Here are some details and observations for you...

1) don't use broken xml.

Here is what your XML looks like with a little human-friendly formatting.
I see that you have attribute ReportTag.schemaLocation but...
it is actually ReportTag.p1:schemaLocation.
I'm betting that DataStage is unhappy with the "p1:" namespace prefix.
It isn't enough to just have a xmlns:p1="http://blah.blah.blah"
in DataStage's Namespace Declarations; it also has to be in the
actual XML Document.

Code: Select all

<?xml version="1.0" encoding="utf-8"?>
<Report
   p1:schemaLocation="usrep http://r/RS01?%2fExposure+Reports%2fusRep&rs%3aCommand=Render&rs%3aFormat=XML&rs%3aSessionID=ytlmrhjiwad3twrggvws0h55&rc%3aSchema=True"
   Name="usRep"
   textbox22="Valuation Date: May 19, 2009">
<table1>
<Detail_Collection>
   <table1>
      <Detail_Collection>
      <Detail mkt_val_eur="0" rating="N/A" issuer="N/A" master_issuer="N/A" />
      <Detail mkt_val_eur="222" rating="N/A" issuer="N/A" master_issuer="N/A" />
   </Detail_Collection>
   </table1>
</Report>
What the heck, let's try it: I fired up a test job to run this through and
sure enough, the XMLIn stage was unhappy.

RECORDS SHOWN |
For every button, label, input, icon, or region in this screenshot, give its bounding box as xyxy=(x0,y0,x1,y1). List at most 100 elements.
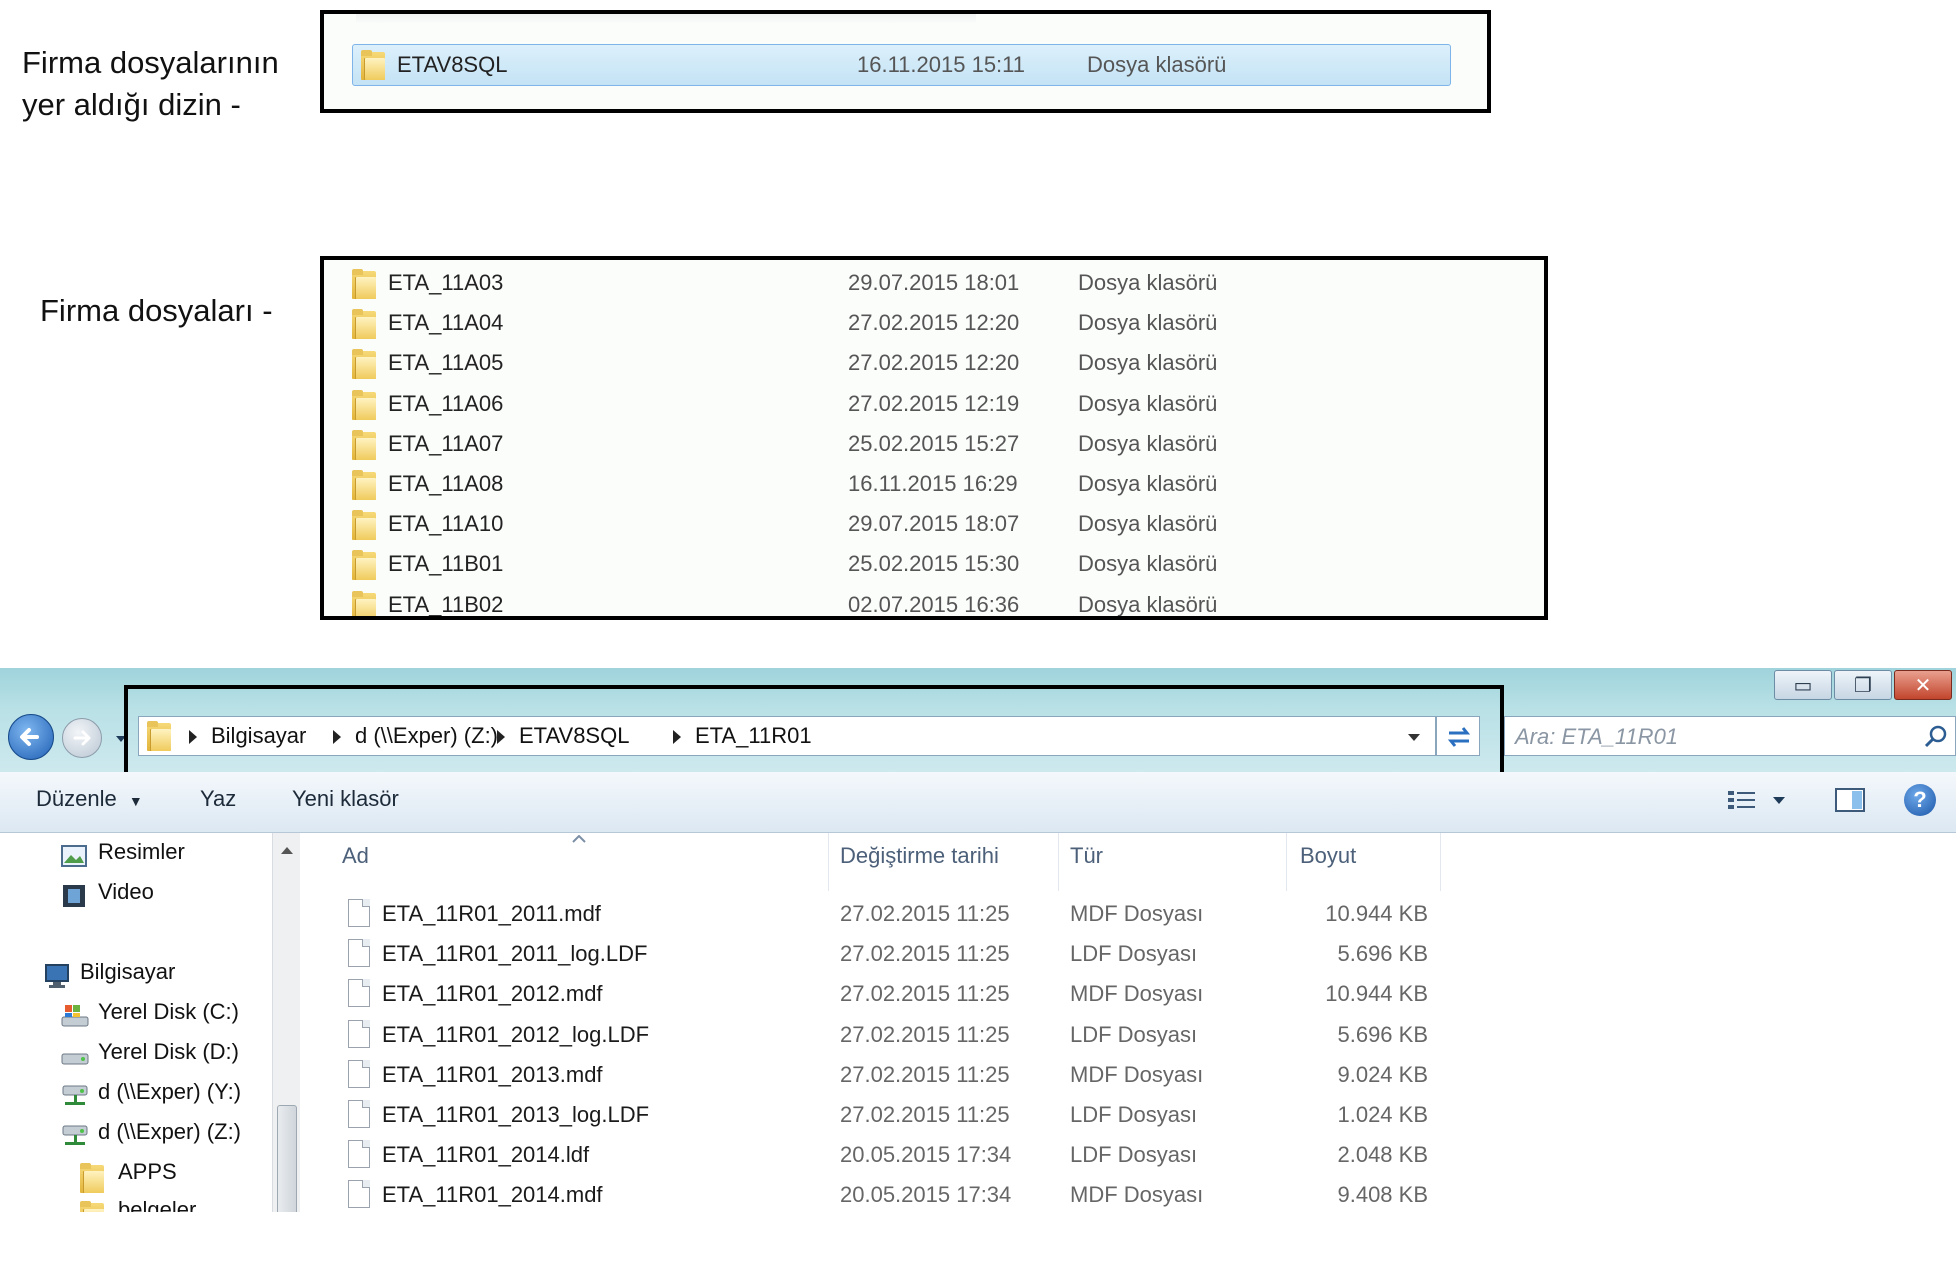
close-button[interactable]: ✕ xyxy=(1894,670,1952,700)
folder-name: ETA_11A07 xyxy=(388,430,504,456)
file-row[interactable]: ETA_11R01_2014.ldf 20.05.2015 17:34 LDF Do… xyxy=(300,1136,1440,1172)
nav-item-label: Yerel Disk (D:) xyxy=(98,1039,239,1064)
file-icon xyxy=(348,979,370,1008)
file-icon xyxy=(348,939,370,968)
file-size: 10.944 KB xyxy=(1325,981,1428,1007)
file-size: 9.024 KB xyxy=(1337,1061,1428,1087)
file-name: ETA_11R01_2011.mdf xyxy=(382,901,601,926)
new-folder-button[interactable]: Yeni klasör xyxy=(292,786,399,812)
file-row[interactable]: ETA_11R01_2011_log.LDF 27.02.2015 11:25 LD… xyxy=(300,935,1440,971)
nav-item-label: Resimler xyxy=(98,839,185,864)
folder-row[interactable]: ETA_11A07 25.02.2015 15:27 Dosya klasörü xyxy=(344,427,1524,463)
scroll-up-icon[interactable] xyxy=(280,845,294,855)
column-header-type[interactable]: Tür xyxy=(1070,843,1103,869)
folder-icon xyxy=(352,550,376,581)
minimize-button[interactable]: ▭ xyxy=(1774,670,1832,700)
close-icon: ✕ xyxy=(1914,673,1932,697)
sort-ascending-icon xyxy=(572,835,586,843)
folder-name: ETA_11A08 xyxy=(388,471,504,496)
help-button[interactable]: ? xyxy=(1904,784,1936,816)
folder-row[interactable]: ETA_11A10 29.07.2015 18:07 Dosya klasörü xyxy=(344,507,1524,543)
search-icon[interactable] xyxy=(1923,724,1949,750)
nav-item-label: Video xyxy=(98,879,154,904)
minimize-icon: ▭ xyxy=(1793,673,1813,697)
column-header-name[interactable]: Ad xyxy=(342,843,369,869)
burn-label: Yaz xyxy=(200,786,237,811)
company-files-annotation: Firma dosyaları - xyxy=(40,290,273,332)
folder-row[interactable]: ETA_11B02 02.07.2015 16:36 Dosya klasörü xyxy=(344,588,1524,617)
folder-type: Dosya klasörü xyxy=(1078,270,1218,295)
file-name: ETA_11R01_2014.mdf xyxy=(382,1182,603,1208)
burn-button[interactable]: Yaz xyxy=(200,786,236,812)
file-type: LDF Dosyası xyxy=(1070,1102,1198,1127)
column-divider[interactable] xyxy=(1058,833,1059,891)
file-icon xyxy=(348,1180,370,1209)
folder-icon xyxy=(80,1201,104,1212)
file-type: MDF Dosyası xyxy=(1070,1061,1204,1087)
folder-row[interactable]: ETA_11A05 27.02.2015 12:20 Dosya klasörü xyxy=(344,346,1524,382)
column-divider[interactable] xyxy=(1286,833,1287,891)
computer-icon xyxy=(45,964,69,988)
file-size: 9.408 KB xyxy=(1337,1182,1428,1208)
navigation-scrollbar[interactable] xyxy=(272,833,301,1212)
folder-icon xyxy=(352,510,376,541)
explorer-window: ▭ ❐ ✕ Bilgisayar d (\\Exper) (Z:) ETAV8SQL… xyxy=(0,668,1956,1212)
file-row[interactable]: ETA_11R01_2012.mdf 27.02.2015 11:25 MDF Do… xyxy=(300,975,1440,1011)
folder-row[interactable]: ETA_11A04 27.02.2015 12:20 Dosya klasörü xyxy=(344,306,1524,342)
file-icon xyxy=(348,1019,370,1048)
search-box[interactable]: Ara: ETA_11R01 xyxy=(1504,716,1956,756)
file-row[interactable]: ETA_11R01_2011.mdf 27.02.2015 11:25 MDF Do… xyxy=(300,895,1440,931)
view-dropdown-icon xyxy=(1773,797,1785,804)
folder-date: 16.11.2015 15:11 xyxy=(857,52,1026,77)
folder-type: Dosya klasörü xyxy=(1078,390,1218,416)
file-name: ETA_11R01_2012.mdf xyxy=(382,981,603,1007)
folder-name: ETA_11A04 xyxy=(388,310,504,336)
folder-icon xyxy=(80,1163,104,1193)
network-drive-icon xyxy=(62,1085,88,1105)
column-divider[interactable] xyxy=(828,833,829,891)
preview-pane-button[interactable] xyxy=(1834,786,1866,816)
company-folders-frame: ETA_11A03 29.07.2015 18:01 Dosya klasörü ET… xyxy=(320,256,1548,620)
scroll-thumb[interactable] xyxy=(277,1105,297,1212)
column-header-size[interactable]: Boyut xyxy=(1300,843,1356,869)
folder-type: Dosya klasörü xyxy=(1078,350,1218,376)
file-row[interactable]: ETA_11R01_2012_log.LDF 27.02.2015 11:25 LD… xyxy=(300,1016,1440,1052)
column-header-date[interactable]: Değiştirme tarihi xyxy=(840,843,999,869)
file-size: 2.048 KB xyxy=(1337,1142,1428,1168)
file-name: ETA_11R01_2013.mdf xyxy=(382,1061,603,1087)
file-type: LDF Dosyası xyxy=(1070,1021,1198,1047)
file-row[interactable]: ETA_11R01_2013_log.LDF 27.02.2015 11:25 LD… xyxy=(300,1096,1440,1132)
nav-item-label: APPS xyxy=(118,1159,177,1184)
folder-date: 27.02.2015 12:20 xyxy=(848,310,1020,336)
restore-button[interactable]: ❐ xyxy=(1834,670,1892,700)
folder-name: ETA_11B01 xyxy=(388,551,504,577)
file-date: 20.05.2015 17:34 xyxy=(840,1142,1012,1168)
folder-row[interactable]: ETA_11A06 27.02.2015 12:19 Dosya klasörü xyxy=(344,387,1524,423)
folder-row[interactable]: ETA_11A08 16.11.2015 16:29 Dosya klasörü xyxy=(344,467,1524,503)
address-frame xyxy=(124,685,1504,781)
folder-type: Dosya klasörü xyxy=(1087,52,1227,77)
file-date: 20.05.2015 17:34 xyxy=(840,1182,1012,1208)
folder-row[interactable]: ETA_11B01 25.02.2015 15:30 Dosya klasörü xyxy=(344,547,1524,583)
folder-row[interactable]: ETA_11A03 29.07.2015 18:01 Dosya klasörü xyxy=(344,266,1524,302)
folder-date: 29.07.2015 18:07 xyxy=(848,511,1020,537)
folder-date: 27.02.2015 12:20 xyxy=(848,350,1020,376)
new-folder-label: Yeni klasör xyxy=(292,786,399,811)
folder-name: ETAV8SQL xyxy=(397,52,508,77)
file-list: Ad Değiştirme tarihi Tür Boyut ETA_11R01… xyxy=(300,833,1956,1212)
column-divider[interactable] xyxy=(1440,833,1441,891)
view-options-button[interactable] xyxy=(1726,786,1786,816)
folder-type: Dosya klasörü xyxy=(1078,551,1218,577)
back-button[interactable] xyxy=(8,714,54,760)
folder-icon xyxy=(361,50,385,80)
folder-name: ETA_11B02 xyxy=(388,591,504,617)
file-icon xyxy=(348,1100,370,1128)
file-row[interactable]: ETA_11R01_2014.mdf 20.05.2015 17:34 MDF Do… xyxy=(300,1176,1440,1212)
selected-folder-row[interactable]: ETAV8SQL 16.11.2015 15:11 Dosya klasörü xyxy=(352,44,1451,86)
folder-date: 02.07.2015 16:36 xyxy=(848,591,1020,617)
forward-button[interactable] xyxy=(62,718,102,758)
organize-menu[interactable]: Düzenle ▼ xyxy=(36,786,143,812)
file-row[interactable]: ETA_11R01_2013.mdf 27.02.2015 11:25 MDF Do… xyxy=(300,1056,1440,1092)
folder-icon xyxy=(352,309,376,340)
video-icon xyxy=(63,885,85,907)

PROBLEMS TO SOLVE |
[1] Retype the DataStage XML post between "Here are some" and "attribute ReportTag.schemaLocation but...", inclusive.
[2] In the DataStage XML post, which namespace prefix does the writer bet DataStage is unhappy with?
[3] Carry on the DataStage XML post from its last sentence.
The records have no connection to the DataStage XML post.

ANSWERS TO THE EXERCISES |
[1]
Here are some details and observations for you...

1) don't use broken xml.

Here is what your XML looks like with a little human-friendly formatting.
I see that you have attribute ReportTag.schemaLocation but...

[2] The "p1:" prefix.

[3]
2) use the XML In Reject link
Here is an interesting trick you should try: add a Reject link to
your XMLInput stage.
For development, it would be enough to add a link from the XMLInput to a Peek.
Call your Peek stage something like "xml_rejects".
Add a 255 varchar message column (I used "msg" for the column name).
In the XMLIn stage, go to the Ouput tab and select the "xml_rejects" link,
then choose "msg" as the column name to receive your rejects.

Now you will see interesting things in the job log:
For example, from the first run, with your XML sample "as-is":

Code: Select all

   xml_rejects,0: msg:XML input document parsing failed.
   Reason: Xalan fatal error (publicId: , systemId: , line: 1, column: 278):
   The prefix 'p1' has not been mapped to any URI
Second run, with your XML sample with a proper name space added to
the XML Document [edit](Actually on reviewing this, I noticed that
I just deleted the "p1:" part - but I bet it would work with embedding
an xmlns:p1="etc..." in the XML as well.)[edit]

Code: Select all

   xml_rejects,0: msg:XML input document parsing failed.  Reason: Xalan fatal error (publicId:
   , systemId: , line: 1, column: 548): Expected end of tag 'Detail_Collection'

Oh - that is interesting, I didn't even look at the ending tags when
I reformatted the XML above.
Let's take a closer look now:

Oh - your nesting structure is kind of messed up.

With your original document, we have this:

Code: Select all

<?xml version="1.0" encoding="utf-8"?>
<Report
   p1:schemaLocation="us..."
   Name="usRep"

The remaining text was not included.